### Written instruction
Write out the material exactly, with the pictures left out.

### Dataset extract

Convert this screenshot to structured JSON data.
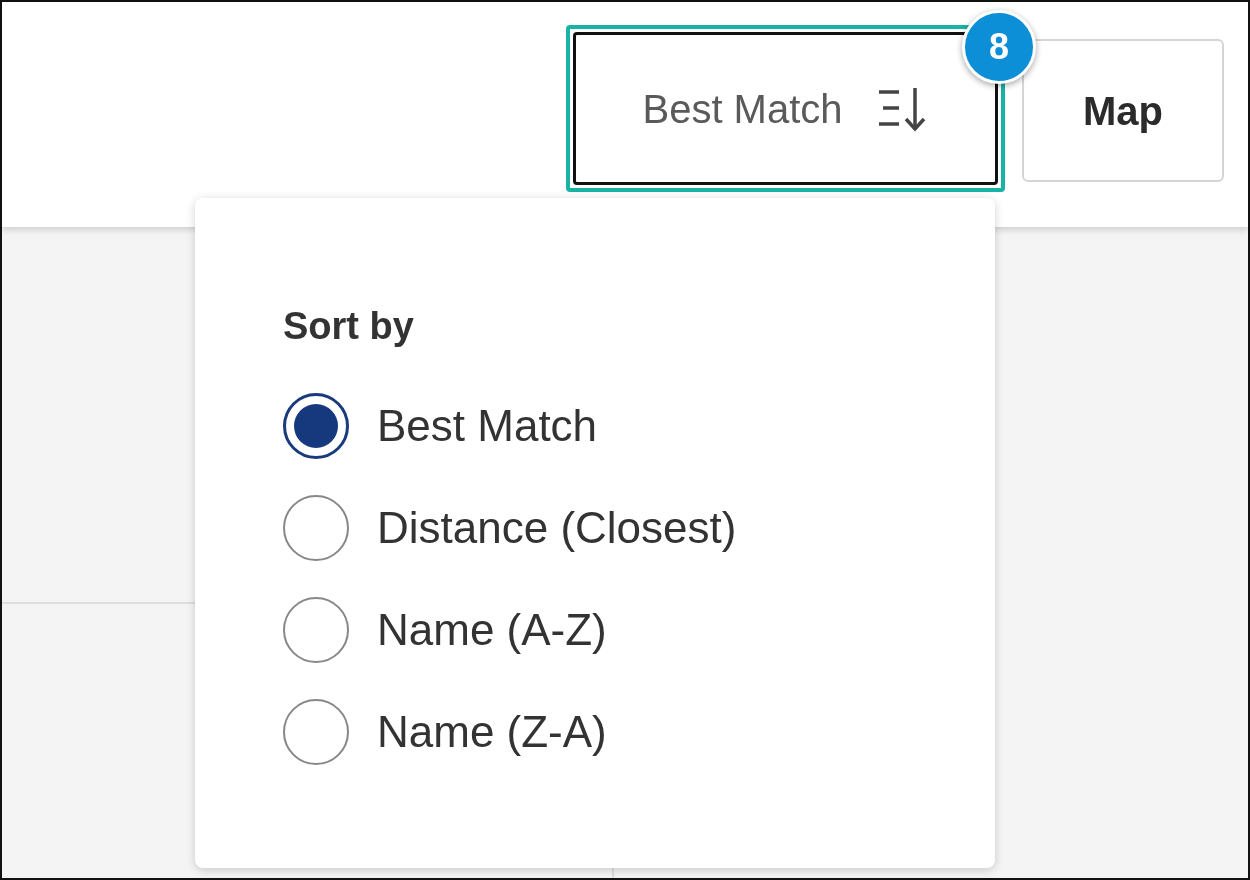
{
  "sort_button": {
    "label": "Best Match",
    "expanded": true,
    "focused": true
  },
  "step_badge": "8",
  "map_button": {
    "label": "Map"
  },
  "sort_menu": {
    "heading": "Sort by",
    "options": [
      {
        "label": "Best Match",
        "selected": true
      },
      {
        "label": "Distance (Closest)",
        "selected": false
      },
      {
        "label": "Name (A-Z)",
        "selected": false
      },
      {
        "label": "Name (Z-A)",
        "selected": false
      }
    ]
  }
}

### Solution for this exercise
Convert this screenshot to structured JSON data.
{
  "sort_button": {
    "label": "Best Match",
    "expanded": true,
    "focused": true
  },
  "step_badge": "8",
  "map_button": {
    "label": "Map"
  },
  "sort_menu": {
    "heading": "Sort by",
    "options": [
      {
        "label": "Best Match",
        "selected": true
      },
      {
        "label": "Distance (Closest)",
        "selected": false
      },
      {
        "label": "Name (A-Z)",
        "selected": false
      },
      {
        "label": "Name (Z-A)",
        "selected": false
      }
    ]
  }
}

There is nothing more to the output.